**WORK TO BE COMPLETED**: The records below must be duplicated exactly, character for character.

**Stored data entries**:
-.-.-

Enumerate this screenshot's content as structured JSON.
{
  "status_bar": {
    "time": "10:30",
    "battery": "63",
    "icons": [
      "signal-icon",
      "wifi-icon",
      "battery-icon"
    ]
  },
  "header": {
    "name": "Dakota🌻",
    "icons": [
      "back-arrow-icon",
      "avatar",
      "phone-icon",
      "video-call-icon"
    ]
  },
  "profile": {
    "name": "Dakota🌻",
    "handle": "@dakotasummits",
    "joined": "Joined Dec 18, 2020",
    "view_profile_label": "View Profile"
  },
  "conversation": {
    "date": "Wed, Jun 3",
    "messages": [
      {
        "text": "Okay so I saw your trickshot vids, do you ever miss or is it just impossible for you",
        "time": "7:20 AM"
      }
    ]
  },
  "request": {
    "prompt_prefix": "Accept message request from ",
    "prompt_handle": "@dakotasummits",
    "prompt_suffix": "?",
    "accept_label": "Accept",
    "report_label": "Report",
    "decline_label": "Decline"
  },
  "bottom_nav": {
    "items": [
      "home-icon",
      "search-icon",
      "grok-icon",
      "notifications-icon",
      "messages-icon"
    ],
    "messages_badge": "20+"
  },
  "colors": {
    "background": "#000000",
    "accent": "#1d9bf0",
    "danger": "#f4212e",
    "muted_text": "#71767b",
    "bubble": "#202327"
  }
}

-.-.-

**WORKED ANSWER**:
Enumerate this screenshot's content as structured JSON.
{
  "status_bar": {
    "time": "10:30",
    "battery": "63",
    "icons": [
      "signal-icon",
      "wifi-icon",
      "battery-icon"
    ]
  },
  "header": {
    "name": "Dakota🌻",
    "icons": [
      "back-arrow-icon",
      "avatar",
      "phone-icon",
      "video-call-icon"
    ]
  },
  "profile": {
    "name": "Dakota🌻",
    "handle": "@dakotasummits",
    "joined": "Joined Dec 18, 2020",
    "view_profile_label": "View Profile"
  },
  "conversation": {
    "date": "Wed, Jun 3",
    "messages": [
      {
        "text": "Okay so I saw your trickshot vids, do you ever miss or is it just impossible for you",
        "time": "7:20 AM"
      }
    ]
  },
  "request": {
    "prompt_prefix": "Accept message request from ",
    "prompt_handle": "@dakotasummits",
    "prompt_suffix": "?",
    "accept_label": "Accept",
    "report_label": "Report",
    "decline_label": "Decline"
  },
  "bottom_nav": {
    "items": [
      "home-icon",
      "search-icon",
      "grok-icon",
      "notifications-icon",
      "messages-icon"
    ],
    "messages_badge": "20+"
  },
  "colors": {
    "background": "#000000",
    "accent": "#1d9bf0",
    "danger": "#f4212e",
    "muted_text": "#71767b",
    "bubble": "#202327"
  }
}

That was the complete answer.